Items from a figure collection
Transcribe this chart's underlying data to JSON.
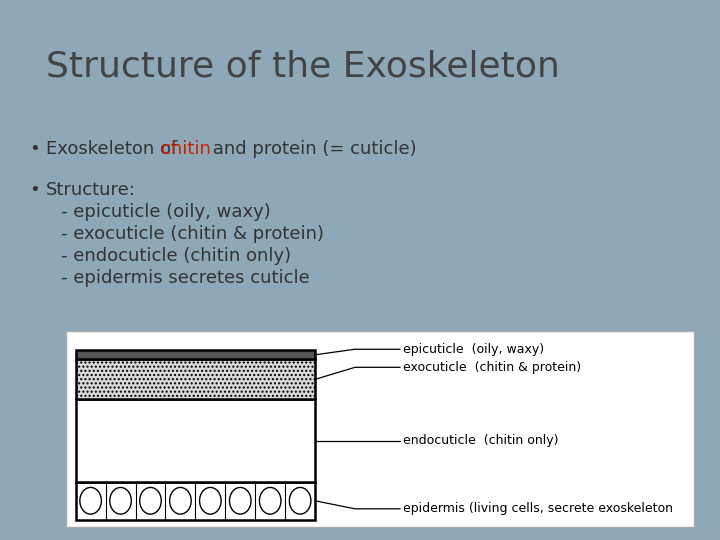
{
  "title": "Structure of the Exoskeleton",
  "title_fontsize": 26,
  "title_color": "#444444",
  "slide_bg": "#8fa8b8",
  "title_bg": "#e8eaeb",
  "content_bg": "#d0d8de",
  "bullet1_normal": "Exoskeleton of ",
  "bullet1_red": "chitin",
  "bullet1_rest": " and protein (= cuticle)",
  "bullet2_title": "Structure:",
  "bullet2_lines": [
    "- epicuticle (oily, waxy)",
    "- exocuticle (chitin & protein)",
    "- endocuticle (chitin only)",
    "- epidermis secretes cuticle"
  ],
  "diagram_labels": [
    "epicuticle  (oily, waxy)",
    "exocuticle  (chitin & protein)",
    "endocuticle  (chitin only)",
    "epidermis (living cells, secrete exoskeleton"
  ],
  "body_fontsize": 13,
  "diagram_fontsize": 9
}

### THE TASK
Search the entries for "exocuticle" and copy each matching line.

### REPLY TO THE EXERCISE
    "- exocuticle (chitin & protein)",
    "exocuticle  (chitin & protein)",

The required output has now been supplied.